• [SHORT PROBLEM] Every entry below must appear again, exactly as written.

※

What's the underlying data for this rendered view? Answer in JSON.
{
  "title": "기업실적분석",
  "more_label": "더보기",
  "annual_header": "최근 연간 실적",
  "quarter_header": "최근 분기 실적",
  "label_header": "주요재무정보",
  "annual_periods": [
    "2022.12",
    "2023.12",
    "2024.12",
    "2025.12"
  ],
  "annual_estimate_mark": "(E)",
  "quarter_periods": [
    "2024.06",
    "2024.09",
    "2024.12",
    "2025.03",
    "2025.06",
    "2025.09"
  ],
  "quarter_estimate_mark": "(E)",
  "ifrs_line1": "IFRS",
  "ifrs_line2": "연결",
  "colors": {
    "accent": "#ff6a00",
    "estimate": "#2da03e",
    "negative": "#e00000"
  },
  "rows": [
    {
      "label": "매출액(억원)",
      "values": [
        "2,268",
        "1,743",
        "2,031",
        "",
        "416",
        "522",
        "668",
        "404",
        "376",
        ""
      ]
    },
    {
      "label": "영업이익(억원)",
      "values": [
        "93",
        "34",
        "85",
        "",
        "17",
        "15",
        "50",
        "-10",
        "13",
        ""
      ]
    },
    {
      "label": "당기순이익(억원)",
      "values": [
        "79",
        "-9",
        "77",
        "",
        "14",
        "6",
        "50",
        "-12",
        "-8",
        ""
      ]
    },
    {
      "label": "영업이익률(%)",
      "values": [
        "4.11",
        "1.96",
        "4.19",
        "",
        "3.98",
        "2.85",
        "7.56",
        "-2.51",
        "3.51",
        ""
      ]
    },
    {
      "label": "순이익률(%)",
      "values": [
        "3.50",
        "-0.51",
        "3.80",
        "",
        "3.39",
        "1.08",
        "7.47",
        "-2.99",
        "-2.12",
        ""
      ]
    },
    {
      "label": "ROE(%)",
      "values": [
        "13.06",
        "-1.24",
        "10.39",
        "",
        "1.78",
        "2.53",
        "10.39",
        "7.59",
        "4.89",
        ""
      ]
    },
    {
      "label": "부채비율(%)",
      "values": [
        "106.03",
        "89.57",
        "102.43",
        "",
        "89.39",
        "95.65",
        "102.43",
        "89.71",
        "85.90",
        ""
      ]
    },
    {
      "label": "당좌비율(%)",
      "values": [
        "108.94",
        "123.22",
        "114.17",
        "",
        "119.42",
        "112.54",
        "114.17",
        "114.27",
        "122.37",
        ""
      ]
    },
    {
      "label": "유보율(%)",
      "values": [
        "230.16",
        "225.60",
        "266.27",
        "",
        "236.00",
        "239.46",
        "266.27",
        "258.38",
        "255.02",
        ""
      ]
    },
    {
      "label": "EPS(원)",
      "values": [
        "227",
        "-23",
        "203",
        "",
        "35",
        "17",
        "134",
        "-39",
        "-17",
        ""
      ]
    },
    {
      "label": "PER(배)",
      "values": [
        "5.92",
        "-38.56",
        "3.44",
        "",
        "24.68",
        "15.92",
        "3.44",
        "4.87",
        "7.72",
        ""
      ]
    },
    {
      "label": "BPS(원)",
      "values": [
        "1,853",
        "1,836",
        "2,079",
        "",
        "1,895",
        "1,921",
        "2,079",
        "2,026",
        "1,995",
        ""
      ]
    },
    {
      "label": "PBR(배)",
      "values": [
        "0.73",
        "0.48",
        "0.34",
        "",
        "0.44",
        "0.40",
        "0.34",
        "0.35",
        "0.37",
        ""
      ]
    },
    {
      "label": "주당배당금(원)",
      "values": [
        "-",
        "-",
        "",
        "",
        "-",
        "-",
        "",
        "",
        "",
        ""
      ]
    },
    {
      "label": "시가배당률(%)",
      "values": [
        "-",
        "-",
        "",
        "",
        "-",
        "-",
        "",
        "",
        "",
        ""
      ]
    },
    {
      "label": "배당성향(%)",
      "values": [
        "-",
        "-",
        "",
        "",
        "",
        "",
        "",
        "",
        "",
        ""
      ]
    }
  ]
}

※

• [FINISHED EXERCISE]
What's the underlying data for this rendered view? Answer in JSON.
{
  "title": "기업실적분석",
  "more_label": "더보기",
  "annual_header": "최근 연간 실적",
  "quarter_header": "최근 분기 실적",
  "label_header": "주요재무정보",
  "annual_periods": [
    "2022.12",
    "2023.12",
    "2024.12",
    "2025.12"
  ],
  "annual_estimate_mark": "(E)",
  "quarter_periods": [
    "2024.06",
    "2024.09",
    "2024.12",
    "2025.03",
    "2025.06",
    "2025.09"
  ],
  "quarter_estimate_mark": "(E)",
  "ifrs_line1": "IFRS",
  "ifrs_line2": "연결",
  "colors": {
    "accent": "#ff6a00",
    "estimate": "#2da03e",
    "negative": "#e00000"
  },
  "rows": [
    {
      "label": "매출액(억원)",
      "values": [
        "2,268",
        "1,743",
        "2,031",
        "",
        "416",
        "522",
        "668",
        "404",
        "376",
        ""
      ]
    },
    {
      "label": "영업이익(억원)",
      "values": [
        "93",
        "34",
        "85",
        "",
        "17",
        "15",
        "50",
        "-10",
        "13",
        ""
      ]
    },
    {
      "label": "당기순이익(억원)",
      "values": [
        "79",
        "-9",
        "77",
        "",
        "14",
        "6",
        "50",
        "-12",
        "-8",
        ""
      ]
    },
    {
      "label": "영업이익률(%)",
      "values": [
        "4.11",
        "1.96",
        "4.19",
        "",
        "3.98",
        "2.85",
        "7.56",
        "-2.51",
        "3.51",
        ""
      ]
    },
    {
      "label": "순이익률(%)",
      "values": [
        "3.50",
        "-0.51",
        "3.80",
        "",
        "3.39",
        "1.08",
        "7.47",
        "-2.99",
        "-2.12",
        ""
      ]
    },
    {
      "label": "ROE(%)",
      "values": [
        "13.06",
        "-1.24",
        "10.39",
        "",
        "1.78",
        "2.53",
        "10.39",
        "7.59",
        "4.89",
        ""
      ]
    },
    {
      "label": "부채비율(%)",
      "values": [
        "106.03",
        "89.57",
        "102.43",
        "",
        "89.39",
        "95.65",
        "102.43",
        "89.71",
        "85.90",
        ""
      ]
    },
    {
      "label": "당좌비율(%)",
      "values": [
        "108.94",
        "123.22",
        "114.17",
        "",
        "119.42",
        "112.54",
        "114.17",
        "114.27",
        "122.37",
        ""
      ]
    },
    {
      "label": "유보율(%)",
      "values": [
        "230.16",
        "225.60",
        "266.27",
        "",
        "236.00",
        "239.46",
        "266.27",
        "258.38",
        "255.02",
        ""
      ]
    },
    {
      "label": "EPS(원)",
      "values": [
        "227",
        "-23",
        "203",
        "",
        "35",
        "17",
        "134",
        "-39",
        "-17",
        ""
      ]
    },
    {
      "label": "PER(배)",
      "values": [
        "5.92",
        "-38.56",
        "3.44",
        "",
        "24.68",
        "15.92",
        "3.44",
        "4.87",
        "7.72",
        ""
      ]
    },
    {
      "label": "BPS(원)",
      "values": [
        "1,853",
        "1,836",
        "2,079",
        "",
        "1,895",
        "1,921",
        "2,079",
        "2,026",
        "1,995",
        ""
      ]
    },
    {
      "label": "PBR(배)",
      "values": [
        "0.73",
        "0.48",
        "0.34",
        "",
        "0.44",
        "0.40",
        "0.34",
        "0.35",
        "0.37",
        ""
      ]
    },
    {
      "label": "주당배당금(원)",
      "values": [
        "-",
        "-",
        "",
        "",
        "-",
        "-",
        "",
        "",
        "",
        ""
      ]
    },
    {
      "label": "시가배당률(%)",
      "values": [
        "-",
        "-",
        "",
        "",
        "-",
        "-",
        "",
        "",
        "",
        ""
      ]
    },
    {
      "label": "배당성향(%)",
      "values": [
        "-",
        "-",
        "",
        "",
        "",
        "",
        "",
        "",
        "",
        ""
      ]
    }
  ]
}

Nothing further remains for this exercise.